TASK STATEMENT ▸ Wherever "Sierpcu" appears in a line, copy that line.

=== MATERIAL FOR THE TASK ===

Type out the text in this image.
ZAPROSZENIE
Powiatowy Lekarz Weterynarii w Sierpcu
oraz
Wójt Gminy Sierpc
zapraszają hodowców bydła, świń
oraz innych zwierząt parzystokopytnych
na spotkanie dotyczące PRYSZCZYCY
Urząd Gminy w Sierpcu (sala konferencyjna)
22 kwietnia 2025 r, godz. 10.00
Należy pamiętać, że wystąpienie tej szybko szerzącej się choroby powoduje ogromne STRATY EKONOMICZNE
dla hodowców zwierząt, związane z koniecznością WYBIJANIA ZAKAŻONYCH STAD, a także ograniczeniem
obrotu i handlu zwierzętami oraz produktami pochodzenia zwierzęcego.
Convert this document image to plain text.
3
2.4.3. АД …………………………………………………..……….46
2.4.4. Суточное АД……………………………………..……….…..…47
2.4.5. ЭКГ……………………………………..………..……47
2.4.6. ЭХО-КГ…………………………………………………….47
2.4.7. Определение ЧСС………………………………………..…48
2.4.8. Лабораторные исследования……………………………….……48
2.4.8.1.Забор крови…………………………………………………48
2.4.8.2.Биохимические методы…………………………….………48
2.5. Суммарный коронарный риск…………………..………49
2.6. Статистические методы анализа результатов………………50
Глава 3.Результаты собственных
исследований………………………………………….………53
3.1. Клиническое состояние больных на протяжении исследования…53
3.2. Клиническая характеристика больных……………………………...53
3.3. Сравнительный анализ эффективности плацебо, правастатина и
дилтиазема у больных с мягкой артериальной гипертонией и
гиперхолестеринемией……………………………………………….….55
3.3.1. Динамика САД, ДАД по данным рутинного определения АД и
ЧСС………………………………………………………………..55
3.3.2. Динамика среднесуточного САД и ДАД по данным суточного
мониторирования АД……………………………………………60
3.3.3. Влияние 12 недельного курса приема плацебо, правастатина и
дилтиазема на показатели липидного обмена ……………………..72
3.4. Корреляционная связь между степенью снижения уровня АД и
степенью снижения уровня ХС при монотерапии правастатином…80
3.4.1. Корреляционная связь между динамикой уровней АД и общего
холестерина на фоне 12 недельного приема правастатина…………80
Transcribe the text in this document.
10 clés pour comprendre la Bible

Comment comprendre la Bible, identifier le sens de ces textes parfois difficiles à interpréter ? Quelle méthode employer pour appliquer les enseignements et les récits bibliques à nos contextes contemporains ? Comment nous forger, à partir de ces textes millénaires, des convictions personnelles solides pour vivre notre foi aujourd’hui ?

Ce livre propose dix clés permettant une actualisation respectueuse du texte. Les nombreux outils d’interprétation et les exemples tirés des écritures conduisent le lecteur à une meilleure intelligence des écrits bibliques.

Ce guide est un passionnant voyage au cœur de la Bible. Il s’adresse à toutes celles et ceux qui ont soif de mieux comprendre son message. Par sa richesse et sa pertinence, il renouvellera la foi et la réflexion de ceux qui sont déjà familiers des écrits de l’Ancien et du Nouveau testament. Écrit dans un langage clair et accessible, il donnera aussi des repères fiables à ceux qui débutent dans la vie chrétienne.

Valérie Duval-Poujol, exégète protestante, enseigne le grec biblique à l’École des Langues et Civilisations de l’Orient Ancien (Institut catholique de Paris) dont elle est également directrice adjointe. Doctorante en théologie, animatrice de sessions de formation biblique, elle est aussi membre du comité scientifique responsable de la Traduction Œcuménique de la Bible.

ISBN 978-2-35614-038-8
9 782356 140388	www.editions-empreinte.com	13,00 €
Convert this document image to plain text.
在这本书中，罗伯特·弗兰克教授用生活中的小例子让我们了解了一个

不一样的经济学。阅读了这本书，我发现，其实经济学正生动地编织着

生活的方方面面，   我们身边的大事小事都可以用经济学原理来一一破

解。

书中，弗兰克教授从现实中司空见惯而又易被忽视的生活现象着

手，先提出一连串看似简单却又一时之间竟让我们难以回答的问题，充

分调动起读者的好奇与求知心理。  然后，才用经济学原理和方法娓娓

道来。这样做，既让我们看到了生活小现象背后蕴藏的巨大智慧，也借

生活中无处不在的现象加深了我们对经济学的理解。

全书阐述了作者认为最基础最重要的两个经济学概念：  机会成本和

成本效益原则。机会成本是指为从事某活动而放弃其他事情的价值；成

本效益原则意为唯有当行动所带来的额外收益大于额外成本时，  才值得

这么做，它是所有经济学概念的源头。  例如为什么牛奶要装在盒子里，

===

TASK SOLUTION ▸
Powiatowy Lekarz Weterynarii w Sierpcu
Urząd Gminy w Sierpcu (sala konferencyjna)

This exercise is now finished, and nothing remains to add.